» **Page extract**:
Now we want to stop the simulation measurement period before the last job completes. Notice that the last production jobs after time unit 81.xxx are no longer performed, because their end falls outside of the measurement period.

>>> instance = Instance(
...     name="test3", n_products=2, n_customers=1, n_stations=2, n_demands=3,
...     time_end_warmup=21, time_end_measure=100,
...     routes=[[0, 1], [1, 0]],
...     demands=[[0, 0, 1, 10, 20, 90], [1, 0, 0, 5, 22, 200],
...              [2, 0, 1, 7, 30, 200]],
...     warehous_at_t0=[2, 1],
...     station_product_unit_times=[[[10.0, 50.0, 15.0, 100.0],
...                                  [ 5.0, 20.0,  7.0,  35.0, 4.0, 50.0]],
...                                 [[ 5.0, 24.0,  7.0,  80.0],
...                                  [ 3.0, 21.0,  6.0,  50.0,]]])

>>> instance.name
'test3'

>>> simulation = Simulation(instance, PrintingListener(print_time=False))
>>> simulation.ctrl_run()

» **Stated exercise A**: In the simulation excerpt, why are the last production jobs after time unit 81.xxx not performed?
» **Stated exercise B**: Say whether each statement agrees with the simulation excerpt, giving yes or no and quoting the words that decide it: (i) the instance is named test3; (ii) the instance has three stations; (iii) the warmup period ends at time 21.
» **Stated exercise C**: Carry on the simulation excerpt from its final line.

» **Information provided**:
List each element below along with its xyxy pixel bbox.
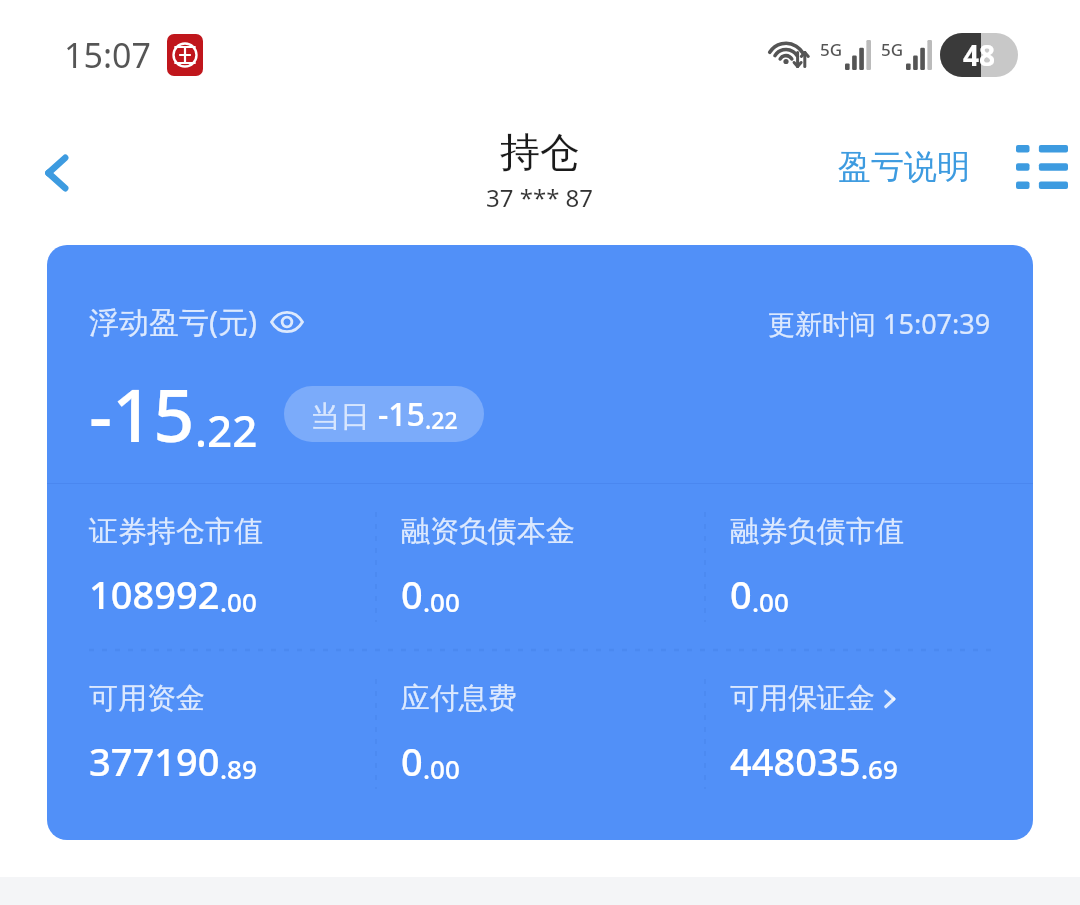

» **Output A**: Their end falls outside of the measurement period.

» **Output B**:
(i) Yes: name="test3"
(ii) No: n_stations=2
(iii) Yes: time_end_warmup=21

» **Output C**:
start
T=0.0: product=0, amount=2, in_warehouse=0, in_production=0, 0 pending demands
T=0.0: 2 units of product 0 in warehouse
T=0.0: product=1, amount=1, in_warehouse=0, in_production=0, 0 pending demands
T=0.0: 1 units of product 1 in warehouse
T=20.0: product=1, amount=0, in_warehouse=1, in_production=0, 1 pending demands
T=20.0: station=1, 1 jobs queued
T=20.0: start j(id: 0, p: 1, am: 9, ar: 20, me: F, c: F, st: 20, sp: 0) at station 1
T=22.0! product=0, amount=0, in_warehouse=2, in_production=0, 1 pending demands
T=22.0! station=0, 1 jobs queued
T=22.0! start j(id: 1, p: 0, am: 3, ar: 22, me: T, c: F, st: 22, sp: 0) at station 0
T=30.0! product=1, amount=0, in_warehouse=1, in_production=9, 2 pending demands
T=52.0! finished j(id: 1, p: 0, am: 3, ar: 22, me: T, c: F, st: 22, sp: 0) at station 0
T=62.0: finished j(id: 0, p: 1, am: 9, ar: 20, me: F, c: F, st: 20, sp: 0) at station 1
T=62.0! station=1, 2 jobs queued
T=62.0! start j(id: 2, p: 1, am: 7, ar: 30, me: T, c: F, st: 30, sp: 0) at station 1
T=62.0! station=0, 1 jobs queued
T=62.0: start j(id: 0, p: 1, am: 9, ar: 20, me: F, c: F, st: 62, sp: 1) at station 0
T=95.0! finished j(id: 2, p: 1, am: 7, ar: 30, me: T, c: F, st: 30, sp: 0) at station 1
T=95.0! station=1, 1 jobs queued
T=95.0! start j(id: 1, p: 0, am: 3, ar: 22, me: T, c: F, st: 52, sp: 1) at station 1
T=95.0 -- finished

>>> simulation.ctrl_reset()
>>> simulation.ctrl_run()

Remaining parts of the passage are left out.